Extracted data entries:
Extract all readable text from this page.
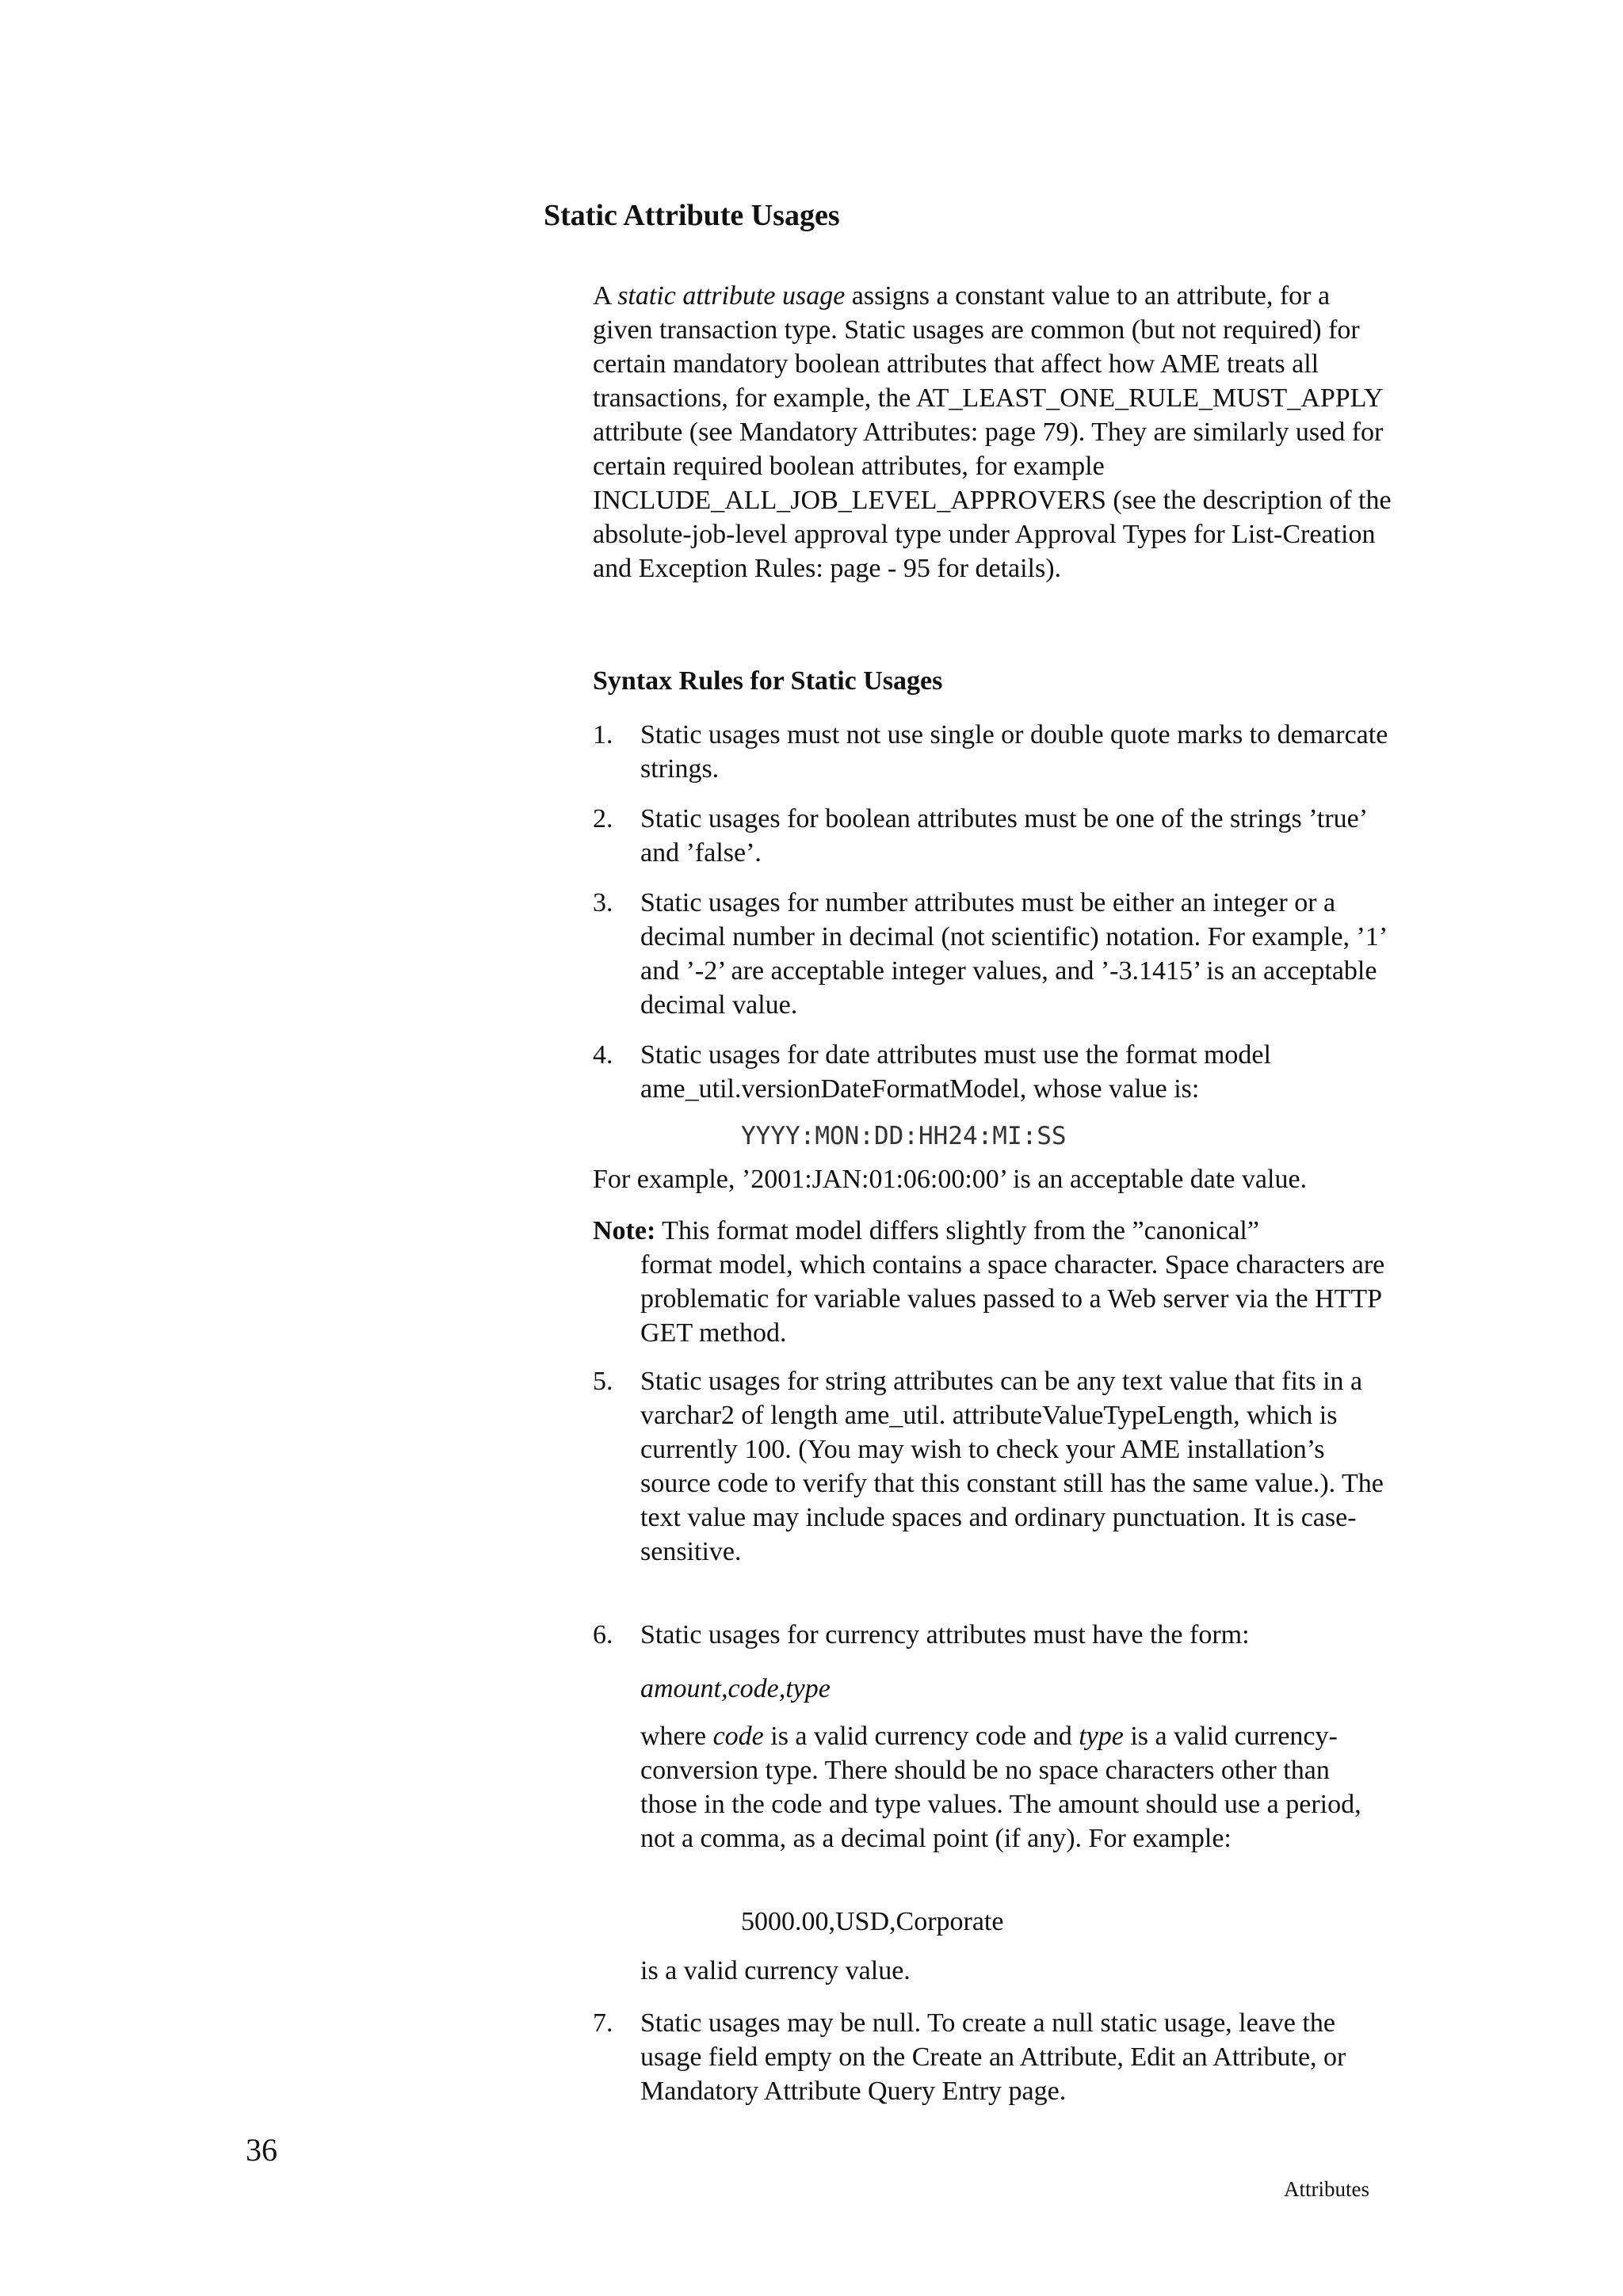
Static Attribute Usages

A static attribute usage assigns a constant value to an attribute, for a given transaction type. Static usages are common (but not required) for certain mandatory boolean attributes that affect how AME treats all transactions, for example, the AT_LEAST_ONE_RULE_MUST_APPLY attribute (see Mandatory Attributes: page 79). They are similarly used for certain required boolean attributes, for example INCLUDE_ALL_JOB_LEVEL_APPROVERS (see the description of the absolute-job-level approval type under Approval Types for List-Creation and Exception Rules: page - 95 for details).

Syntax Rules for Static Usages
1.	Static usages must not use single or double quote marks to demarcate strings.
2.	Static usages for boolean attributes must be one of the strings ’true’ and ’false’.
3.	Static usages for number attributes must be either an integer or a decimal number in decimal (not scientific) notation. For example, ’1’ and ’-2’ are acceptable integer values, and ’-3.1415’ is an acceptable decimal value.
4.	Static usages for date attributes must use the format model ame_util.versionDateFormatModel, whose value is:

YYYY:MON:DD:HH24:MI:SS

For example, ’2001:JAN:01:06:00:00’ is an acceptable date value.

Note: This format model differs slightly from the ”canonical”
format model, which contains a space character. Space characters are problematic for variable values passed to a Web server via the HTTP GET method.
5.	Static usages for string attributes can be any text value that fits in a varchar2 of length ame_util. attributeValueTypeLength, which is currently 100. (You may wish to check your AME installation’s source code to verify that this constant still has the same value.). The text value may include spaces and ordinary punctuation. It is case-sensitive.
6.	Static usages for currency attributes must have the form:

amount,code,type

where code is a valid currency code and type is a valid currency-conversion type. There should be no space characters other than those in the code and type values. The amount should use a period, not a comma, as a decimal point (if any). For example:

5000.00,USD,Corporate

is a valid currency value.

7.	Static usages may be null. To create a null static usage, leave the usage field empty on the Create an Attribute, Edit an Attribute, or Mandatory Attribute Query Entry page.

36

Attributes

TASK INSTRUCTIONS -
Extract the full listing above verbatim; pictures are to be left out of the copy.

RESPONSE TO THE TASK -
Extract all readable text from this page.
Static Attribute Usages

A static attribute usage assigns a constant value to an attribute, for a given transaction type. Static usages are common (but not required) for certain mandatory boolean attributes that affect how AME treats all transactions, for example, the AT_LEAST_ONE_RULE_MUST_APPLY attribute (see Mandatory Attributes: page 79). They are similarly used for certain required boolean attributes, for example INCLUDE_ALL_JOB_LEVEL_APPROVERS (see the description of the absolute-job-level approval type under Approval Types for List-Creation and Exception Rules: page - 95 for details).

Syntax Rules for Static Usages
1.	Static usages must not use single or double quote marks to demarcate strings.
2.	Static usages for boolean attributes must be one of the strings ’true’ and ’false’.
3.	Static usages for number attributes must be either an integer or a decimal number in decimal (not scientific) notation. For example, ’1’ and ’-2’ are acceptable integer values, and ’-3.1415’ is an acceptable decimal value.
4.	Static usages for date attributes must use the format model ame_util.versionDateFormatModel, whose value is:

YYYY:MON:DD:HH24:MI:SS

For example, ’2001:JAN:01:06:00:00’ is an acceptable date value.

Note: This format model differs slightly from the ”canonical”
format model, which contains a space character. Space characters are problematic for variable values passed to a Web server via the HTTP GET method.
5.	Static usages for string attributes can be any text value that fits in a varchar2 of length ame_util. attributeValueTypeLength, which is currently 100. (You may wish to check your AME installation’s source code to verify that this constant still has the same value.). The text value may include spaces and ordinary punctuation. It is case-sensitive.
6.	Static usages for currency attributes must have the form:

amount,code,type

where code is a valid currency code and type is a valid currency-conversion type. There should be no space characters other than those in the code and type values. The amount should use a period, not a comma, as a decimal point (if any). For example:

5000.00,USD,Corporate

is a valid currency value.

7.	Static usages may be null. To create a null static usage, leave the usage field empty on the Create an Attribute, Edit an Attribute, or Mandatory Attribute Query Entry page.

36

Attributes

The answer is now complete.